**Exercise:**
Each entry below is to be duplicated verbatim.

* * *

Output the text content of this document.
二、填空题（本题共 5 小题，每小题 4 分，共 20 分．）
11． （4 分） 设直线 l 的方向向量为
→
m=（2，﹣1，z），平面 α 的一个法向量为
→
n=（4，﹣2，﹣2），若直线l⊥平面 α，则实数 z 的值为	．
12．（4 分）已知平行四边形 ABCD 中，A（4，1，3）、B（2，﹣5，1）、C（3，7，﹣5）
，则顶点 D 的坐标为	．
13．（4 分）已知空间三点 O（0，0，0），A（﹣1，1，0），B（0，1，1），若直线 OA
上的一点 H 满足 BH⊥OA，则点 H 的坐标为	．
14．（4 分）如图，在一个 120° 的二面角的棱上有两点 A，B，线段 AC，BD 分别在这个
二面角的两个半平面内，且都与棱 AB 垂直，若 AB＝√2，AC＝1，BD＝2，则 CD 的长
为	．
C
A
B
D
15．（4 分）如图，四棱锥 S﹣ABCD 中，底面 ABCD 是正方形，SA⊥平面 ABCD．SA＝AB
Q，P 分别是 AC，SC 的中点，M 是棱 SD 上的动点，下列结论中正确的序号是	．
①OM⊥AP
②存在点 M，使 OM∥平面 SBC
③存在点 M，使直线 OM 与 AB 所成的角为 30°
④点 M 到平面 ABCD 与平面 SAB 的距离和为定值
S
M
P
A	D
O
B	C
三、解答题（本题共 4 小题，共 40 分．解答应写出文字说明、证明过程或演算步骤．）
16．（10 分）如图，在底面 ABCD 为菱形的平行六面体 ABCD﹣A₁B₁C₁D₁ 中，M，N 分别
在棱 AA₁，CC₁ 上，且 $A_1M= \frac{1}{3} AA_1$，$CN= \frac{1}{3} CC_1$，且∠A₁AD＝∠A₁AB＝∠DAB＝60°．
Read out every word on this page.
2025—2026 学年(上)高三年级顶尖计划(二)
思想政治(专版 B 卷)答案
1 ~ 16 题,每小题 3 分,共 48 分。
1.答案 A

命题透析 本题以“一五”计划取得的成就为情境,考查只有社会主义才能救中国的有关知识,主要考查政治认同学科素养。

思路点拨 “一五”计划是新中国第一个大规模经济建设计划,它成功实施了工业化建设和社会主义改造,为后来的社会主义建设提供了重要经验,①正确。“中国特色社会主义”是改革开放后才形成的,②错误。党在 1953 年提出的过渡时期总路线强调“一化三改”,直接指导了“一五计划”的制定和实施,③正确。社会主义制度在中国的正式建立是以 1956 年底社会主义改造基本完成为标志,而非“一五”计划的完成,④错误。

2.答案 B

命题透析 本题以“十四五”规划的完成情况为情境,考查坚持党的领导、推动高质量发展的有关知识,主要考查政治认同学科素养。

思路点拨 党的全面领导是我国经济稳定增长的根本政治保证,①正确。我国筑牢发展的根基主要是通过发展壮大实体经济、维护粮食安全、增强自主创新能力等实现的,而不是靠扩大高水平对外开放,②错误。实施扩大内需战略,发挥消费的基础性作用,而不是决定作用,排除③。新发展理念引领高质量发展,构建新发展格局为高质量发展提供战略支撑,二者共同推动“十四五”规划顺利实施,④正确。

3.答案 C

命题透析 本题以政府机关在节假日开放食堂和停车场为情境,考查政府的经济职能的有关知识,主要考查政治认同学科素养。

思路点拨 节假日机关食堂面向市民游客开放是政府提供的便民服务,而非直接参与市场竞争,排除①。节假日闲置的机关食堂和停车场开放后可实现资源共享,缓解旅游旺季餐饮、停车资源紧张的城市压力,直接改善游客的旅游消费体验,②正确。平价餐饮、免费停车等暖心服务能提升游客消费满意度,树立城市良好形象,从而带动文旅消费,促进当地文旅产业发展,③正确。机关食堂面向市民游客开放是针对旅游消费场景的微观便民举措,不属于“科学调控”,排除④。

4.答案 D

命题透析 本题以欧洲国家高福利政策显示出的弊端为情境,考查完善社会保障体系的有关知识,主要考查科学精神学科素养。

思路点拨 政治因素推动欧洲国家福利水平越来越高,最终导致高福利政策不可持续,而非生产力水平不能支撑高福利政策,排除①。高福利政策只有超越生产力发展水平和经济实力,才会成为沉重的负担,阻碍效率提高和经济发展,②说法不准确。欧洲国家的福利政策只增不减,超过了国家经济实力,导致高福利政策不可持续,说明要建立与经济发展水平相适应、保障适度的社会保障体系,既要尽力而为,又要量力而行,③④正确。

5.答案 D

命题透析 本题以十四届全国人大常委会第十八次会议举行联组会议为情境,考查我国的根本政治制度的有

* * *

**Full output:**
Output the text content of this document.
二、填空题（本题共 5 小题，每小题 4 分，共 20 分．）
11． （4 分） 设直线 l 的方向向量为
→
m=（2，﹣1，z），平面 α 的一个法向量为
→
n=（4，﹣2，﹣2），若直线l⊥平面 α，则实数 z 的值为	．
12．（4 分）已知平行四边形 ABCD 中，A（4，1，3）、B（2，﹣5，1）、C（3，7，﹣5）
，则顶点 D 的坐标为	．
13．（4 分）已知空间三点 O（0，0，0），A（﹣1，1，0），B（0，1，1），若直线 OA
上的一点 H 满足 BH⊥OA，则点 H 的坐标为	．
14．（4 分）如图，在一个 120° 的二面角的棱上有两点 A，B，线段 AC，BD 分别在这个
二面角的两个半平面内，且都与棱 AB 垂直，若 AB＝√2，AC＝1，BD＝2，则 CD 的长
为	．
C
A
B
D
15．（4 分）如图，四棱锥 S﹣ABCD 中，底面 ABCD 是正方形，SA⊥平面 ABCD．SA＝AB
Q，P 分别是 AC，SC 的中点，M 是棱 SD 上的动点，下列结论中正确的序号是	．
①OM⊥AP
②存在点 M，使 OM∥平面 SBC
③存在点 M，使直线 OM 与 AB 所成的角为 30°
④点 M 到平面 ABCD 与平面 SAB 的距离和为定值
S
M
P
A	D
O
B	C
三、解答题（本题共 4 小题，共 40 分．解答应写出文字说明、证明过程或演算步骤．）
16．（10 分）如图，在底面 ABCD 为菱形的平行六面体 ABCD﹣A₁B₁C₁D₁ 中，M，N 分别
在棱 AA₁，CC₁ 上，且 $A_1M= \frac{1}{3} AA_1$，$CN= \frac{1}{3} CC_1$，且∠A₁AD＝∠A₁AB＝∠DAB＝60°．
Read out every word on this page.
2025—2026 学年(上)高三年级顶尖计划(二)
思想政治(专版 B 卷)答案
1 ~ 16 题,每小题 3 分,共 48 分。
1.答案 A

命题透析 本题以“一五”计划取得的成就为情境,考查只有社会主义才能救中国的有关知识,主要考查政治认同学科素养。

思路点拨 “一五”计划是新中国第一个大规模经济建设计划,它成功实施了工业化建设和社会主义改造,为后来的社会主义建设提供了重要经验,①正确。“中国特色社会主义”是改革开放后才形成的,②错误。党在 1953 年提出的过渡时期总路线强调“一化三改”,直接指导了“一五计划”的制定和实施,③正确。社会主义制度在中国的正式建立是以 1956 年底社会主义改造基本完成为标志,而非“一五”计划的完成,④错误。

2.答案 B

命题透析 本题以“十四五”规划的完成情况为情境,考查坚持党的领导、推动高质量发展的有关知识,主要考查政治认同学科素养。

思路点拨 党的全面领导是我国经济稳定增长的根本政治保证,①正确。我国筑牢发展的根基主要是通过发展壮大实体经济、维护粮食安全、增强自主创新能力等实现的,而不是靠扩大高水平对外开放,②错误。实施扩大内需战略,发挥消费的基础性作用,而不是决定作用,排除③。新发展理念引领高质量发展,构建新发展格局为高质量发展提供战略支撑,二者共同推动“十四五”规划顺利实施,④正确。

3.答案 C

命题透析 本题以政府机关在节假日开放食堂和停车场为情境,考查政府的经济职能的有关知识,主要考查政治认同学科素养。

思路点拨 节假日机关食堂面向市民游客开放是政府提供的便民服务,而非直接参与市场竞争,排除①。节假日闲置的机关食堂和停车场开放后可实现资源共享,缓解旅游旺季餐饮、停车资源紧张的城市压力,直接改善游客的旅游消费体验,②正确。平价餐饮、免费停车等暖心服务能提升游客消费满意度,树立城市良好形象,从而带动文旅消费,促进当地文旅产业发展,③正确。机关食堂面向市民游客开放是针对旅游消费场景的微观便民举措,不属于“科学调控”,排除④。

4.答案 D

命题透析 本题以欧洲国家高福利政策显示出的弊端为情境,考查完善社会保障体系的有关知识,主要考查科学精神学科素养。

思路点拨 政治因素推动欧洲国家福利水平越来越高,最终导致高福利政策不可持续,而非生产力水平不能支撑高福利政策,排除①。高福利政策只有超越生产力发展水平和经济实力,才会成为沉重的负担,阻碍效率提高和经济发展,②说法不准确。欧洲国家的福利政策只增不减,超过了国家经济实力,导致高福利政策不可持续,说明要建立与经济发展水平相适应、保障适度的社会保障体系,既要尽力而为,又要量力而行,③④正确。

5.答案 D

命题透析 本题以十四届全国人大常委会第十八次会议举行联组会议为情境,考查我国的根本政治制度的有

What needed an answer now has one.